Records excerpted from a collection
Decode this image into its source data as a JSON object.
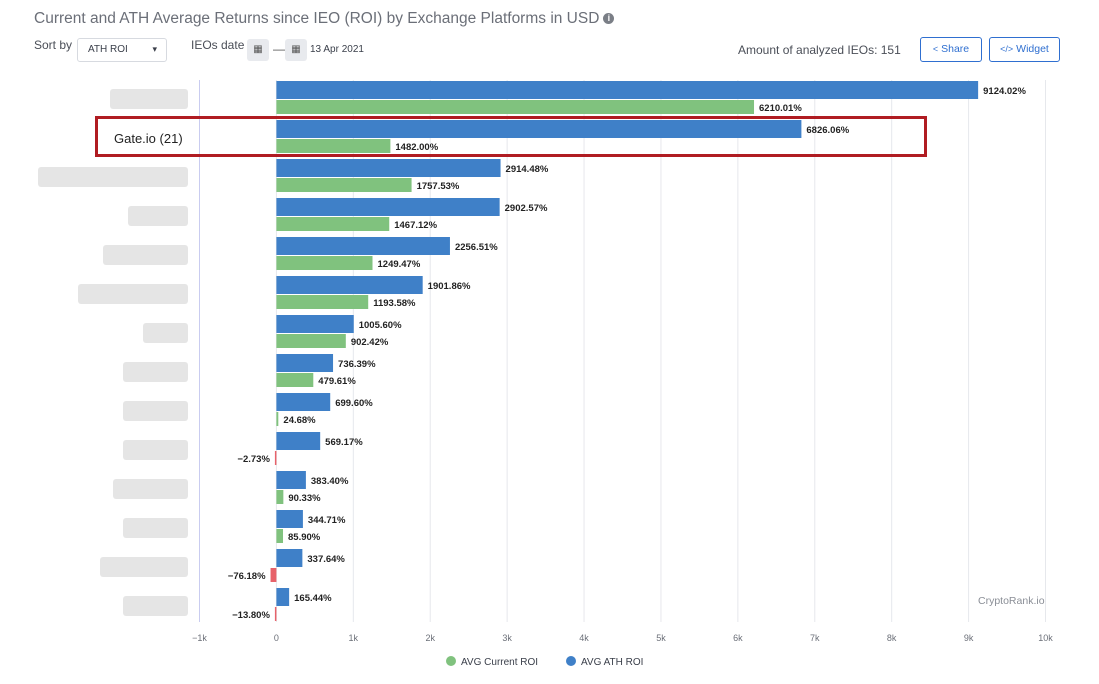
{
  "header": {
    "title": "Current and ATH Average Returns since IEO (ROI) by Exchange Platforms in USD",
    "sort_label": "Sort by",
    "sort_value": "ATH ROI",
    "ieo_date_label": "IEOs date",
    "date_separator": "—",
    "date_value": "13 Apr 2021",
    "amount_label": "Amount of analyzed IEOs: 151",
    "share_label": "Share",
    "widget_label": "Widget"
  },
  "highlight": {
    "label": "Gate.io (21)"
  },
  "watermark": "CryptoRank.io",
  "colors": {
    "ath": "#3f80c8",
    "current": "#80c27e",
    "negative": "#e7626a",
    "highlight": "#b01c22"
  },
  "chart_data": {
    "type": "bar",
    "orientation": "horizontal",
    "categories": [
      "",
      "Gate.io (21)",
      "",
      "",
      "",
      "",
      "",
      "",
      "",
      "",
      "",
      "",
      "",
      ""
    ],
    "series": [
      {
        "name": "AVG ATH ROI",
        "values": [
          9124.02,
          6826.06,
          2914.48,
          2902.57,
          2256.51,
          1901.86,
          1005.6,
          736.39,
          699.6,
          569.17,
          383.4,
          344.71,
          337.64,
          165.44
        ]
      },
      {
        "name": "AVG Current ROI",
        "values": [
          6210.01,
          1482.0,
          1757.53,
          1467.12,
          1249.47,
          1193.58,
          902.42,
          479.61,
          24.68,
          -2.73,
          90.33,
          85.9,
          -76.18,
          -13.8
        ]
      }
    ],
    "value_labels": {
      "ath": [
        "9124.02%",
        "6826.06%",
        "2914.48%",
        "2902.57%",
        "2256.51%",
        "1901.86%",
        "1005.60%",
        "736.39%",
        "699.60%",
        "569.17%",
        "383.40%",
        "344.71%",
        "337.64%",
        "165.44%"
      ],
      "current": [
        "6210.01%",
        "1482.00%",
        "1757.53%",
        "1467.12%",
        "1249.47%",
        "1193.58%",
        "902.42%",
        "479.61%",
        "24.68%",
        "−2.73%",
        "90.33%",
        "85.90%",
        "−76.18%",
        "−13.80%"
      ]
    },
    "xlim": [
      -1000,
      10000
    ],
    "xticks": [
      -1000,
      0,
      1000,
      2000,
      3000,
      4000,
      5000,
      6000,
      7000,
      8000,
      9000,
      10000
    ],
    "xtick_labels": [
      "−1k",
      "0",
      "1k",
      "2k",
      "3k",
      "4k",
      "5k",
      "6k",
      "7k",
      "8k",
      "9k",
      "10k"
    ],
    "grid": true,
    "legend": "bottom-center",
    "xlabel": "",
    "ylabel": ""
  }
}
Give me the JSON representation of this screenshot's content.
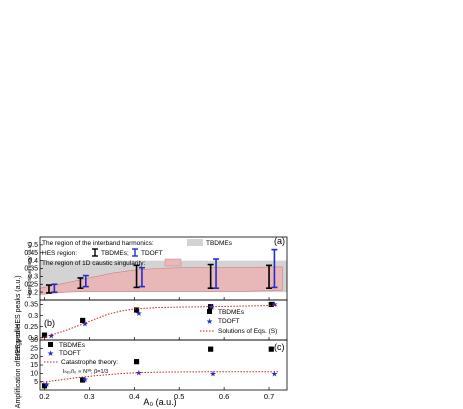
{
  "chart_data": [
    {
      "type": "errorbar",
      "panel": "(a)",
      "ylabel": "Harmonic energy (a.u.)",
      "ylim": [
        0.15,
        0.55
      ],
      "yticks": [
        "0.2",
        "0.25",
        "0.3",
        "0.35",
        "0.4",
        "0.45",
        "0.5"
      ],
      "xlim": [
        0.19,
        0.74
      ],
      "legend": {
        "interband_label": "The region of the interband harmonics:",
        "tbdme_fill_label": "TBDMEs",
        "hes_label": "HES region:",
        "tbdme_bar_label": "TBDMEs;",
        "tdoft_bar_label": "TDOFT",
        "caustic_label": "The region of 1D caustic singularity:"
      },
      "interband_region": {
        "x": [
          0.19,
          0.74
        ],
        "ymin": 0.2,
        "ymax": 0.4
      },
      "caustic_region": {
        "x": [
          0.19,
          0.25,
          0.3,
          0.35,
          0.4,
          0.45,
          0.5,
          0.57,
          0.65,
          0.71,
          0.73
        ],
        "lower": [
          0.185,
          0.2,
          0.205,
          0.205,
          0.205,
          0.205,
          0.205,
          0.205,
          0.205,
          0.21,
          0.21
        ],
        "upper": [
          0.225,
          0.26,
          0.29,
          0.32,
          0.34,
          0.35,
          0.355,
          0.355,
          0.355,
          0.36,
          0.36
        ]
      },
      "series": [
        {
          "name": "TBDMEs",
          "color": "#000000",
          "x": [
            0.21,
            0.28,
            0.405,
            0.57,
            0.7
          ],
          "low": [
            0.195,
            0.225,
            0.23,
            0.225,
            0.225
          ],
          "high": [
            0.245,
            0.29,
            0.37,
            0.375,
            0.37
          ]
        },
        {
          "name": "TDOFT",
          "color": "#1f2fcc",
          "x": [
            0.222,
            0.292,
            0.417,
            0.582,
            0.712
          ],
          "low": [
            0.2,
            0.235,
            0.235,
            0.225,
            0.23
          ],
          "high": [
            0.25,
            0.305,
            0.355,
            0.41,
            0.47
          ]
        }
      ]
    },
    {
      "type": "scatter",
      "panel": "(b)",
      "ylabel": "Energy of HES peaks (a.u.)",
      "ylim": [
        0.19,
        0.37
      ],
      "yticks": [
        "0.2",
        "0.25",
        "0.3",
        "0.35"
      ],
      "xlim": [
        0.19,
        0.74
      ],
      "series": [
        {
          "name": "TBDMEs",
          "marker": "square",
          "color": "#000000",
          "x": [
            0.2,
            0.285,
            0.405,
            0.57,
            0.705
          ],
          "y": [
            0.212,
            0.278,
            0.325,
            0.34,
            0.35
          ]
        },
        {
          "name": "TDOFT",
          "marker": "star",
          "color": "#1f2fcc",
          "x": [
            0.215,
            0.29,
            0.41,
            0.572,
            0.712
          ],
          "y": [
            0.21,
            0.265,
            0.312,
            0.34,
            0.352
          ]
        },
        {
          "name": "Solutions of Eqs. (S)",
          "marker": "dotted-line",
          "color": "#cc1f1f",
          "x": [
            0.19,
            0.22,
            0.25,
            0.28,
            0.31,
            0.34,
            0.37,
            0.4,
            0.45,
            0.5,
            0.57,
            0.65,
            0.72
          ],
          "y": [
            0.2,
            0.215,
            0.235,
            0.258,
            0.282,
            0.305,
            0.32,
            0.33,
            0.336,
            0.338,
            0.34,
            0.343,
            0.346
          ]
        }
      ]
    },
    {
      "type": "scatter",
      "panel": "(c)",
      "ylabel": "Amplification of HES peaks",
      "ylim": [
        0,
        30
      ],
      "yticks": [
        "5",
        "10",
        "15",
        "20",
        "25",
        "30"
      ],
      "xlim": [
        0.19,
        0.74
      ],
      "xticks": [
        "0.2",
        "0.3",
        "0.4",
        "0.5",
        "0.6",
        "0.7"
      ],
      "xlabel": "A₀ (a.u.)",
      "annotation": {
        "line1": "Catastrophe theory:",
        "line2": "Iₕₑₛ/I₀ ∝ N³ᵟ;   β=1/3"
      },
      "series": [
        {
          "name": "TBDMEs",
          "marker": "square",
          "color": "#000000",
          "x": [
            0.2,
            0.285,
            0.405,
            0.57,
            0.705
          ],
          "y": [
            2.5,
            6.0,
            17.0,
            24.5,
            24.5
          ]
        },
        {
          "name": "TDOFT",
          "marker": "star",
          "color": "#1f2fcc",
          "x": [
            0.205,
            0.29,
            0.41,
            0.575,
            0.712
          ],
          "y": [
            3.5,
            6.5,
            10.5,
            10.0,
            10.0
          ]
        },
        {
          "name": "",
          "marker": "dotted-line",
          "color": "#cc1f1f",
          "x": [
            0.19,
            0.22,
            0.26,
            0.3,
            0.34,
            0.38,
            0.42,
            0.48,
            0.55,
            0.62,
            0.68,
            0.72
          ],
          "y": [
            4.5,
            5.5,
            7.0,
            8.2,
            9.2,
            10.0,
            10.5,
            10.8,
            10.9,
            11.0,
            11.0,
            11.0
          ]
        }
      ]
    }
  ]
}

■ AIM OF THE TASK:
Make an exact copy of the records above, with the pictures left out.

■ TASK ANSWER:
Decode this image into its source data as a JSON object.
{
  "header": {
    "title": "Current and ATH Average Returns since IEO (ROI) by Exchange Platforms in USD",
    "sort_label": "Sort by",
    "sort_value": "ATH ROI",
    "ieo_date_label": "IEOs date",
    "date_separator": "—",
    "date_value": "13 Apr 2021",
    "amount_label": "Amount of analyzed IEOs: 151",
    "share_label": "Share",
    "widget_label": "Widget"
  },
  "highlight": {
    "label": "Gate.io (21)"
  },
  "watermark": "CryptoRank.io",
  "colors": {
    "ath": "#3f80c8",
    "current": "#80c27e",
    "negative": "#e7626a",
    "highlight": "#b01c22"
  },
  "chart_data": {
    "type": "bar",
    "orientation": "horizontal",
    "categories": [
      "",
      "Gate.io (21)",
      "",
      "",
      "",
      "",
      "",
      "",
      "",
      "",
      "",
      "",
      "",
      ""
    ],
    "series": [
      {
        "name": "AVG ATH ROI",
        "values": [
          9124.02,
          6826.06,
          2914.48,
          2902.57,
          2256.51,
          1901.86,
          1005.6,
          736.39,
          699.6,
          569.17,
          383.4,
          344.71,
          337.64,
          165.44
        ]
      },
      {
        "name": "AVG Current ROI",
        "values": [
          6210.01,
          1482.0,
          1757.53,
          1467.12,
          1249.47,
          1193.58,
          902.42,
          479.61,
          24.68,
          -2.73,
          90.33,
          85.9,
          -76.18,
          -13.8
        ]
      }
    ],
    "value_labels": {
      "ath": [
        "9124.02%",
        "6826.06%",
        "2914.48%",
        "2902.57%",
        "2256.51%",
        "1901.86%",
        "1005.60%",
        "736.39%",
        "699.60%",
        "569.17%",
        "383.40%",
        "344.71%",
        "337.64%",
        "165.44%"
      ],
      "current": [
        "6210.01%",
        "1482.00%",
        "1757.53%",
        "1467.12%",
        "1249.47%",
        "1193.58%",
        "902.42%",
        "479.61%",
        "24.68%",
        "−2.73%",
        "90.33%",
        "85.90%",
        "−76.18%",
        "−13.80%"
      ]
    },
    "xlim": [
      -1000,
      10000
    ],
    "xticks": [
      -1000,
      0,
      1000,
      2000,
      3000,
      4000,
      5000,
      6000,
      7000,
      8000,
      9000,
      10000
    ],
    "xtick_labels": [
      "−1k",
      "0",
      "1k",
      "2k",
      "3k",
      "4k",
      "5k",
      "6k",
      "7k",
      "8k",
      "9k",
      "10k"
    ],
    "grid": true,
    "legend": "bottom-center",
    "xlabel": "",
    "ylabel": ""
  }
}
Give me the JSON representation of this screenshot's content.
{
  "chart_data": [
    {
      "type": "errorbar",
      "panel": "(a)",
      "ylabel": "Harmonic energy (a.u.)",
      "ylim": [
        0.15,
        0.55
      ],
      "yticks": [
        "0.2",
        "0.25",
        "0.3",
        "0.35",
        "0.4",
        "0.45",
        "0.5"
      ],
      "xlim": [
        0.19,
        0.74
      ],
      "legend": {
        "interband_label": "The region of the interband harmonics:",
        "tbdme_fill_label": "TBDMEs",
        "hes_label": "HES region:",
        "tbdme_bar_label": "TBDMEs;",
        "tdoft_bar_label": "TDOFT",
        "caustic_label": "The region of 1D caustic singularity:"
      },
      "interband_region": {
        "x": [
          0.19,
          0.74
        ],
        "ymin": 0.2,
        "ymax": 0.4
      },
      "caustic_region": {
        "x": [
          0.19,
          0.25,
          0.3,
          0.35,
          0.4,
          0.45,
          0.5,
          0.57,
          0.65,
          0.71,
          0.73
        ],
        "lower": [
          0.185,
          0.2,
          0.205,
          0.205,
          0.205,
          0.205,
          0.205,
          0.205,
          0.205,
          0.21,
          0.21
        ],
        "upper": [
          0.225,
          0.26,
          0.29,
          0.32,
          0.34,
          0.35,
          0.355,
          0.355,
          0.355,
          0.36,
          0.36
        ]
      },
      "series": [
        {
          "name": "TBDMEs",
          "color": "#000000",
          "x": [
            0.21,
            0.28,
            0.405,
            0.57,
            0.7
          ],
          "low": [
            0.195,
            0.225,
            0.23,
            0.225,
            0.225
          ],
          "high": [
            0.245,
            0.29,
            0.37,
            0.375,
            0.37
          ]
        },
        {
          "name": "TDOFT",
          "color": "#1f2fcc",
          "x": [
            0.222,
            0.292,
            0.417,
            0.582,
            0.712
          ],
          "low": [
            0.2,
            0.235,
            0.235,
            0.225,
            0.23
          ],
          "high": [
            0.25,
            0.305,
            0.355,
            0.41,
            0.47
          ]
        }
      ]
    },
    {
      "type": "scatter",
      "panel": "(b)",
      "ylabel": "Energy of HES peaks (a.u.)",
      "ylim": [
        0.19,
        0.37
      ],
      "yticks": [
        "0.2",
        "0.25",
        "0.3",
        "0.35"
      ],
      "xlim": [
        0.19,
        0.74
      ],
      "series": [
        {
          "name": "TBDMEs",
          "marker": "square",
          "color": "#000000",
          "x": [
            0.2,
            0.285,
            0.405,
            0.57,
            0.705
          ],
          "y": [
            0.212,
            0.278,
            0.325,
            0.34,
            0.35
          ]
        },
        {
          "name": "TDOFT",
          "marker": "star",
          "color": "#1f2fcc",
          "x": [
            0.215,
            0.29,
            0.41,
            0.572,
            0.712
          ],
          "y": [
            0.21,
            0.265,
            0.312,
            0.34,
            0.352
          ]
        },
        {
          "name": "Solutions of Eqs. (S)",
          "marker": "dotted-line",
          "color": "#cc1f1f",
          "x": [
            0.19,
            0.22,
            0.25,
            0.28,
            0.31,
            0.34,
            0.37,
            0.4,
            0.45,
            0.5,
            0.57,
            0.65,
            0.72
          ],
          "y": [
            0.2,
            0.215,
            0.235,
            0.258,
            0.282,
            0.305,
            0.32,
            0.33,
            0.336,
            0.338,
            0.34,
            0.343,
            0.346
          ]
        }
      ]
    },
    {
      "type": "scatter",
      "panel": "(c)",
      "ylabel": "Amplification of HES peaks",
      "ylim": [
        0,
        30
      ],
      "yticks": [
        "5",
        "10",
        "15",
        "20",
        "25",
        "30"
      ],
      "xlim": [
        0.19,
        0.74
      ],
      "xticks": [
        "0.2",
        "0.3",
        "0.4",
        "0.5",
        "0.6",
        "0.7"
      ],
      "xlabel": "A₀ (a.u.)",
      "annotation": {
        "line1": "Catastrophe theory:",
        "line2": "Iₕₑₛ/I₀ ∝ N³ᵟ;   β=1/3"
      },
      "series": [
        {
          "name": "TBDMEs",
          "marker": "square",
          "color": "#000000",
          "x": [
            0.2,
            0.285,
            0.405,
            0.57,
            0.705
          ],
          "y": [
            2.5,
            6.0,
            17.0,
            24.5,
            24.5
          ]
        },
        {
          "name": "TDOFT",
          "marker": "star",
          "color": "#1f2fcc",
          "x": [
            0.205,
            0.29,
            0.41,
            0.575,
            0.712
          ],
          "y": [
            3.5,
            6.5,
            10.5,
            10.0,
            10.0
          ]
        },
        {
          "name": "",
          "marker": "dotted-line",
          "color": "#cc1f1f",
          "x": [
            0.19,
            0.22,
            0.26,
            0.3,
            0.34,
            0.38,
            0.42,
            0.48,
            0.55,
            0.62,
            0.68,
            0.72
          ],
          "y": [
            4.5,
            5.5,
            7.0,
            8.2,
            9.2,
            10.0,
            10.5,
            10.8,
            10.9,
            11.0,
            11.0,
            11.0
          ]
        }
      ]
    }
  ]
}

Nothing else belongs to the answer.